**Problem details:** Leave the pictures out and quote only the lines from the one with "What's the underlying" down to the end of the listing below.

##### Information given

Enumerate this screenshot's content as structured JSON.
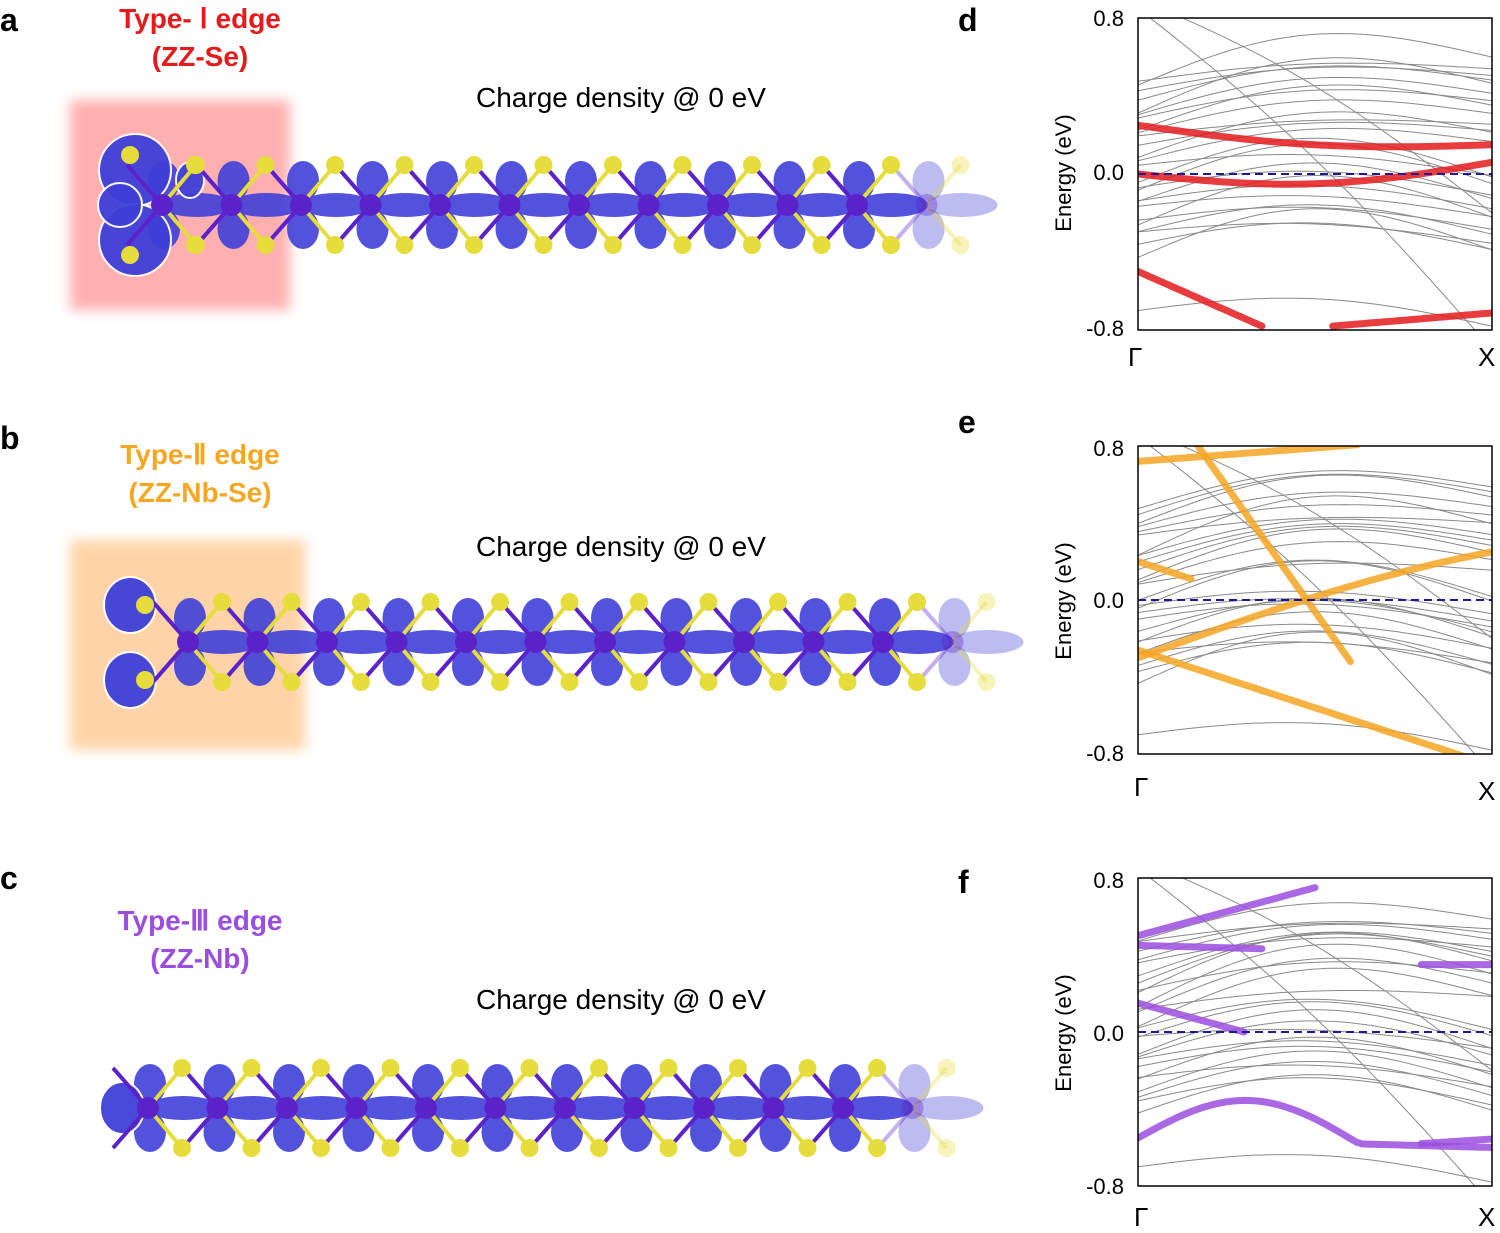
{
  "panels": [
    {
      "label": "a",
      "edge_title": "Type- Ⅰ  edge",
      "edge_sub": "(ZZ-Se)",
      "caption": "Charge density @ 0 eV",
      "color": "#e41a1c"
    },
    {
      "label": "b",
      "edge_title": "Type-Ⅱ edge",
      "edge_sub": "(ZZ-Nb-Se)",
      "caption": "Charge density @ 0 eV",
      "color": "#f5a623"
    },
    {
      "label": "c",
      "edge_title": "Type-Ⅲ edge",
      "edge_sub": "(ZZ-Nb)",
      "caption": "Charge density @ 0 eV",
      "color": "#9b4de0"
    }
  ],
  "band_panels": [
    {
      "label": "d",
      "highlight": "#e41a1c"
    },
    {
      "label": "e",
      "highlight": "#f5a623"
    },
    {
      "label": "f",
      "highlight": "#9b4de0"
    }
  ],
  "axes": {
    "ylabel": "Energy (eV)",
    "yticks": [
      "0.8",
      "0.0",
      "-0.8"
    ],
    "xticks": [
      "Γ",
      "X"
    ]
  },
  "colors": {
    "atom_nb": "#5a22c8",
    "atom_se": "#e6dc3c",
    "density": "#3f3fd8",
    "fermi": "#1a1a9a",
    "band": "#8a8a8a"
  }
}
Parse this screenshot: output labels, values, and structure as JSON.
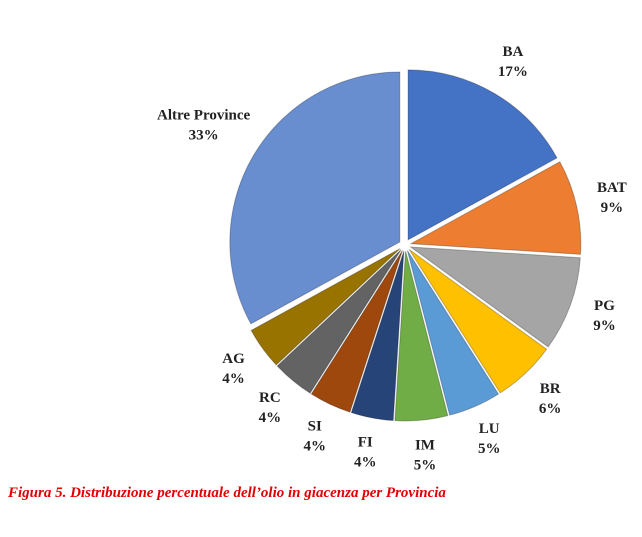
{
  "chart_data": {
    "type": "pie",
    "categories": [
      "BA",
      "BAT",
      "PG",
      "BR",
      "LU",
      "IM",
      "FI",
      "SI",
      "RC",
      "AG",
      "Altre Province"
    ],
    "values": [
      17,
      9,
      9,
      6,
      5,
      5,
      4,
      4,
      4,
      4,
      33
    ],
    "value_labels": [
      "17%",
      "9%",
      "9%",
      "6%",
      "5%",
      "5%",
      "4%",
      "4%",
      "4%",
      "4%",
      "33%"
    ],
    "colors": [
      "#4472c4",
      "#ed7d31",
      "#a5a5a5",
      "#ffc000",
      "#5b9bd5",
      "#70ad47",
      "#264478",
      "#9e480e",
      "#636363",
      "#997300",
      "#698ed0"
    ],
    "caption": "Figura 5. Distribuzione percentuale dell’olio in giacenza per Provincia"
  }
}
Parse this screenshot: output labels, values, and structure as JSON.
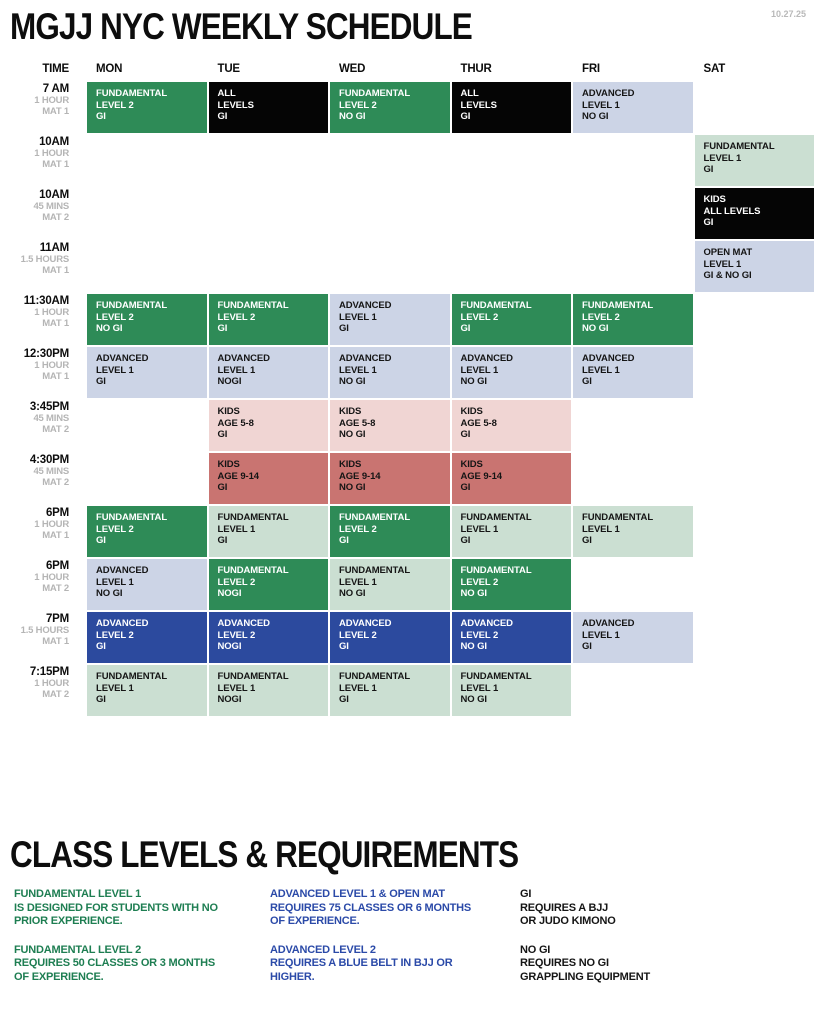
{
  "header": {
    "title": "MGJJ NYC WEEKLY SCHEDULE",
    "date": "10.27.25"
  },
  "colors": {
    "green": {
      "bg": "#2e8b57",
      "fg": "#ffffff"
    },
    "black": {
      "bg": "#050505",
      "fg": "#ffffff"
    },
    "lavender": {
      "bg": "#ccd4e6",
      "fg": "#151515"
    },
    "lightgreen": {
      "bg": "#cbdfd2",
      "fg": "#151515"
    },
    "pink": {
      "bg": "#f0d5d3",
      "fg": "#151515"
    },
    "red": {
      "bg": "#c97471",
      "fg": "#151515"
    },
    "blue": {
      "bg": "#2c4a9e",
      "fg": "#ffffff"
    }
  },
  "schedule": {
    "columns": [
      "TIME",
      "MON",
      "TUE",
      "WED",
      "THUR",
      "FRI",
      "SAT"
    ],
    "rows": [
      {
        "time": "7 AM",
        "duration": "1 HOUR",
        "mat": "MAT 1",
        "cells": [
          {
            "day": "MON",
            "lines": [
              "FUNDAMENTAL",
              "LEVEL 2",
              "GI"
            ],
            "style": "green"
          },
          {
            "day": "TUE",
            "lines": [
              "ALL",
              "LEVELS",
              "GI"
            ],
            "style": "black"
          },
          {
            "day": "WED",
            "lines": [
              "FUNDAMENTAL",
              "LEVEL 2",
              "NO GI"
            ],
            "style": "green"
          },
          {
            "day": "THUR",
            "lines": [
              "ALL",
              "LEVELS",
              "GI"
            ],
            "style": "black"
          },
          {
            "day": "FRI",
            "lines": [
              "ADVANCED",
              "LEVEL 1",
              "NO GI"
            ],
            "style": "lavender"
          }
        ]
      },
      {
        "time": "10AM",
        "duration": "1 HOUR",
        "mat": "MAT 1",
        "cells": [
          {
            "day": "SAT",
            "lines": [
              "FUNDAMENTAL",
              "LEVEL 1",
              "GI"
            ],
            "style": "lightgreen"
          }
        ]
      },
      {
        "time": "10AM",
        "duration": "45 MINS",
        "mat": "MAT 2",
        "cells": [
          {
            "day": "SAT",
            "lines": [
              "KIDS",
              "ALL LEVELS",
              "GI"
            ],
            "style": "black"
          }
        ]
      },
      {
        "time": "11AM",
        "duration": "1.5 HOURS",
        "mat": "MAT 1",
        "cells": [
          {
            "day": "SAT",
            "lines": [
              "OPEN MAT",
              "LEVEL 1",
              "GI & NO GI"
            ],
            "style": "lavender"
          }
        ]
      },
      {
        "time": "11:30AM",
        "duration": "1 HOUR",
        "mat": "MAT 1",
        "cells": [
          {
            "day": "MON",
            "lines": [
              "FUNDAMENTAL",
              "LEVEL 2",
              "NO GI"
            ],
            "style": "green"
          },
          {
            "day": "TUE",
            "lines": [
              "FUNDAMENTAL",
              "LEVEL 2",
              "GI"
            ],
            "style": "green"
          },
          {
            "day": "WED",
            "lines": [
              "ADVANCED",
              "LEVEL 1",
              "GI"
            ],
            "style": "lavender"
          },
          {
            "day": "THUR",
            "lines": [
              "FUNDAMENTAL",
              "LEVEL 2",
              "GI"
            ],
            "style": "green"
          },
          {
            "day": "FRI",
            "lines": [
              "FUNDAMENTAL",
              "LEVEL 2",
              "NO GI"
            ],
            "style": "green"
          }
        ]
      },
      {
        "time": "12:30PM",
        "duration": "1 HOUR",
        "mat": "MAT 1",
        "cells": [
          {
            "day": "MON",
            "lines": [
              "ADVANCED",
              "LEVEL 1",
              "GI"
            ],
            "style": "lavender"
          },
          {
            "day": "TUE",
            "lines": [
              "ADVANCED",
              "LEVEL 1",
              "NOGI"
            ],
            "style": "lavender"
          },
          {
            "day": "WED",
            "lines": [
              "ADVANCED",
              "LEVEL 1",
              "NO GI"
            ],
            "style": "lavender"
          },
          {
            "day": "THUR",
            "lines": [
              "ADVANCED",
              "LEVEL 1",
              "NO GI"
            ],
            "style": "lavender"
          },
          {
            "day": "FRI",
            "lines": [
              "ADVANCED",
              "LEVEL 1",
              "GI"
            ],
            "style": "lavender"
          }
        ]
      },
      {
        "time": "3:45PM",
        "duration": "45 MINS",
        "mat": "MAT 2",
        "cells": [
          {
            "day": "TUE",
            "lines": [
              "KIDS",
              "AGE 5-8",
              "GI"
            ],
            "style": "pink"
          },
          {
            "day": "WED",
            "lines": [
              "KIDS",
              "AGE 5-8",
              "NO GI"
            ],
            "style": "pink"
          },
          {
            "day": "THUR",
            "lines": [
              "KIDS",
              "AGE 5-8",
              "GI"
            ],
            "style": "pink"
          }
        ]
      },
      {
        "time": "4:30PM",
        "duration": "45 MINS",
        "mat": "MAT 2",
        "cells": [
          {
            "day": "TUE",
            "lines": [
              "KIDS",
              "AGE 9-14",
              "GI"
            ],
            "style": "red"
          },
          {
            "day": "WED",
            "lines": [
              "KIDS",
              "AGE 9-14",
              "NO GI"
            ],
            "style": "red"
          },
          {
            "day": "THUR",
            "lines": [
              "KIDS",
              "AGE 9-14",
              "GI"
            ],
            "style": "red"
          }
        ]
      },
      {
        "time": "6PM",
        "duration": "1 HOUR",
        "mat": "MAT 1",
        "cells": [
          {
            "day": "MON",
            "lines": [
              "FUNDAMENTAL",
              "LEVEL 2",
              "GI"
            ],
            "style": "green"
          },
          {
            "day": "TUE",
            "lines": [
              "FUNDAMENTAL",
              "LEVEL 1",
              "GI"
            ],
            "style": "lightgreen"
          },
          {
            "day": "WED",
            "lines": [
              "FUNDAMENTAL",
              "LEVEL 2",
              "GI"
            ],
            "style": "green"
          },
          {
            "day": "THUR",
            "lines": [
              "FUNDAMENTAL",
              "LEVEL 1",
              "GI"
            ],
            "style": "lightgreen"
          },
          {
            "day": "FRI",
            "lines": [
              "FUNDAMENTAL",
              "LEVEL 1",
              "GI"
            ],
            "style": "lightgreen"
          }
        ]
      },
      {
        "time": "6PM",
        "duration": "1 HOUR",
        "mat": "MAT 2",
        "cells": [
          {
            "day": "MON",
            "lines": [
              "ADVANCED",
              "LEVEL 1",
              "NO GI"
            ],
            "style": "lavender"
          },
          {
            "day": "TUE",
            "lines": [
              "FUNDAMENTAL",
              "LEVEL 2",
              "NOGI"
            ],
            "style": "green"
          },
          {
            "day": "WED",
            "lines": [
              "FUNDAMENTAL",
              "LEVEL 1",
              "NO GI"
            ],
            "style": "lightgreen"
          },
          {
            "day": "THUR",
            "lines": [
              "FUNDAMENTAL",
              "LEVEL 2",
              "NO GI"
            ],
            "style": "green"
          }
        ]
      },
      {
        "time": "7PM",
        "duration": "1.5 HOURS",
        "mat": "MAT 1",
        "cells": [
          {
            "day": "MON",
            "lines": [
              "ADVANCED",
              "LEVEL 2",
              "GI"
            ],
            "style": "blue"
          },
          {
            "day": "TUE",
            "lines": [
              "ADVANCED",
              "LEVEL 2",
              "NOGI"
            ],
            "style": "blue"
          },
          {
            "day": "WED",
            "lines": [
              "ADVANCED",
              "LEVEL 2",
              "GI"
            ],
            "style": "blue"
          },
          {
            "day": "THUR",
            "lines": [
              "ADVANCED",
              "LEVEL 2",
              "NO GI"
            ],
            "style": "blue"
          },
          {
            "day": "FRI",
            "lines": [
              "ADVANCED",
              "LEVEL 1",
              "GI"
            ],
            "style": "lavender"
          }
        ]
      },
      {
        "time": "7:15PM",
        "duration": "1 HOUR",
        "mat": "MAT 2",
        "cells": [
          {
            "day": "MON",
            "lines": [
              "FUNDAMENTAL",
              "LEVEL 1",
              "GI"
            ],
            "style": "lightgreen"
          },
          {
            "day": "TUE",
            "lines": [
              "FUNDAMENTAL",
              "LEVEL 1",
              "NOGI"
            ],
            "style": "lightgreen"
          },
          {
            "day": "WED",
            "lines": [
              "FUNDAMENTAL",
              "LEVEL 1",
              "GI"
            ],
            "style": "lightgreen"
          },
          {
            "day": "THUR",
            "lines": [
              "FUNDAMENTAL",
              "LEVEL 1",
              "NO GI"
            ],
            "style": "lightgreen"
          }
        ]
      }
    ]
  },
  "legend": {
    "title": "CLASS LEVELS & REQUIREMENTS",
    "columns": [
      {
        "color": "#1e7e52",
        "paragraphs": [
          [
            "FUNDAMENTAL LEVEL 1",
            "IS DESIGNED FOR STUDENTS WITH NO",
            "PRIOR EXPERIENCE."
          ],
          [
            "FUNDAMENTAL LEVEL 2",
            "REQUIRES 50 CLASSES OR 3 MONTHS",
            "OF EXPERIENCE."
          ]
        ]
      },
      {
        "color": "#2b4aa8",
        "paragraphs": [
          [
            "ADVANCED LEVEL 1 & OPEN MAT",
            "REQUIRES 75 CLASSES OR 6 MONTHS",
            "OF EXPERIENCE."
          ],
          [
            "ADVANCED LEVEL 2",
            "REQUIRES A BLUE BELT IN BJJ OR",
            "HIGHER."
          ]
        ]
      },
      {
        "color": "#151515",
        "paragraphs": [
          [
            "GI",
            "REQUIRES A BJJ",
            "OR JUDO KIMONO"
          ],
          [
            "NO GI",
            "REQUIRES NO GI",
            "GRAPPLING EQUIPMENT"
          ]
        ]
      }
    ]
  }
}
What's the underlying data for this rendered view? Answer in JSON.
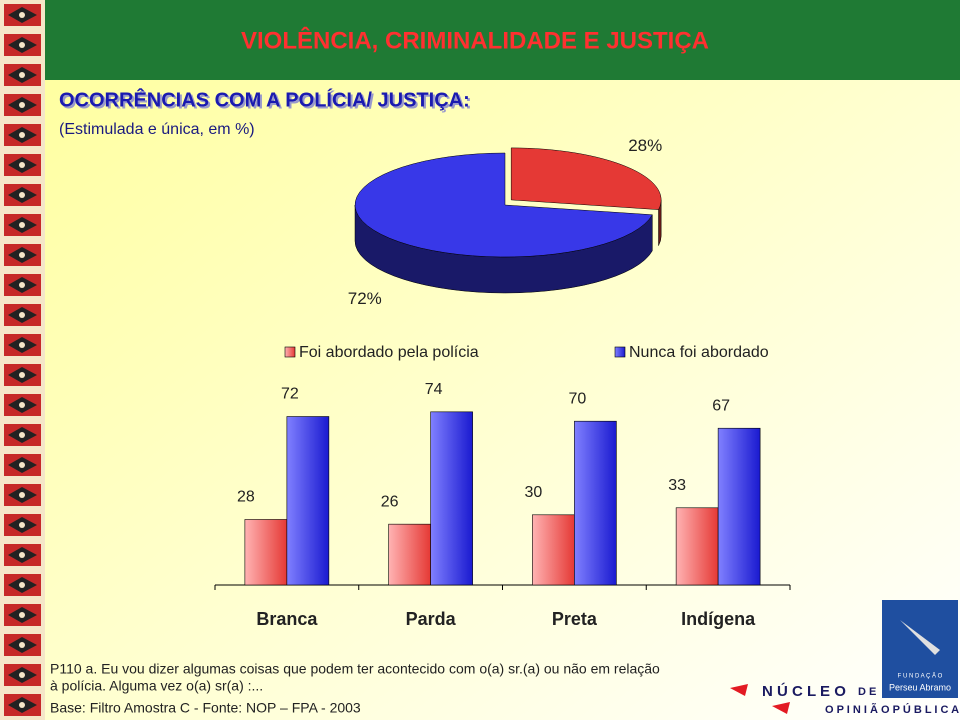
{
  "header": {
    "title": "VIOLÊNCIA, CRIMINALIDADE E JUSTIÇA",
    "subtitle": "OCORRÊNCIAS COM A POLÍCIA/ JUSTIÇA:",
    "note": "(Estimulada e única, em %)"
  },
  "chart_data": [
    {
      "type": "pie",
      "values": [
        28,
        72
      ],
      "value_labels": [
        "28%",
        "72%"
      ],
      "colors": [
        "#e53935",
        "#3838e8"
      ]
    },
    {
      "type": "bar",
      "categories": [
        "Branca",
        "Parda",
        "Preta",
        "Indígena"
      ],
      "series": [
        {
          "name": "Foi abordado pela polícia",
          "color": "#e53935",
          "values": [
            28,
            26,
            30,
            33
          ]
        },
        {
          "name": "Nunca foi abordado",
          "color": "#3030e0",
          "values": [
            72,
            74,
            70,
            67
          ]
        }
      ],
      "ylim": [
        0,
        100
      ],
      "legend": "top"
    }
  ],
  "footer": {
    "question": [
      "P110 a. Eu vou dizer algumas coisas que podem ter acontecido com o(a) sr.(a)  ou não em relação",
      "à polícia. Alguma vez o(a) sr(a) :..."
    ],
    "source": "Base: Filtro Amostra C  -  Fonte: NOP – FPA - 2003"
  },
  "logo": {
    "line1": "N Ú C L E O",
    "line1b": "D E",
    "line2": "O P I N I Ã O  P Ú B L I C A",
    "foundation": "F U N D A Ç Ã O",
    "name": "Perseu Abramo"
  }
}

##########

**Complete output:**
What's the underlying data for this rendered view? Answer in JSON.
{
  "header": {
    "title": "VIOLÊNCIA, CRIMINALIDADE E JUSTIÇA",
    "subtitle": "OCORRÊNCIAS COM A POLÍCIA/ JUSTIÇA:",
    "note": "(Estimulada e única, em %)"
  },
  "chart_data": [
    {
      "type": "pie",
      "values": [
        28,
        72
      ],
      "value_labels": [
        "28%",
        "72%"
      ],
      "colors": [
        "#e53935",
        "#3838e8"
      ]
    },
    {
      "type": "bar",
      "categories": [
        "Branca",
        "Parda",
        "Preta",
        "Indígena"
      ],
      "series": [
        {
          "name": "Foi abordado pela polícia",
          "color": "#e53935",
          "values": [
            28,
            26,
            30,
            33
          ]
        },
        {
          "name": "Nunca foi abordado",
          "color": "#3030e0",
          "values": [
            72,
            74,
            70,
            67
          ]
        }
      ],
      "ylim": [
        0,
        100
      ],
      "legend": "top"
    }
  ],
  "footer": {
    "question": [
      "P110 a. Eu vou dizer algumas coisas que podem ter acontecido com o(a) sr.(a)  ou não em relação",
      "à polícia. Alguma vez o(a) sr(a) :..."
    ],
    "source": "Base: Filtro Amostra C  -  Fonte: NOP – FPA - 2003"
  },
  "logo": {
    "line1": "N Ú C L E O",
    "line1b": "D E",
    "line2": "O P I N I Ã O  P Ú B L I C A",
    "foundation": "F U N D A Ç Ã O",
    "name": "Perseu Abramo"
  }
}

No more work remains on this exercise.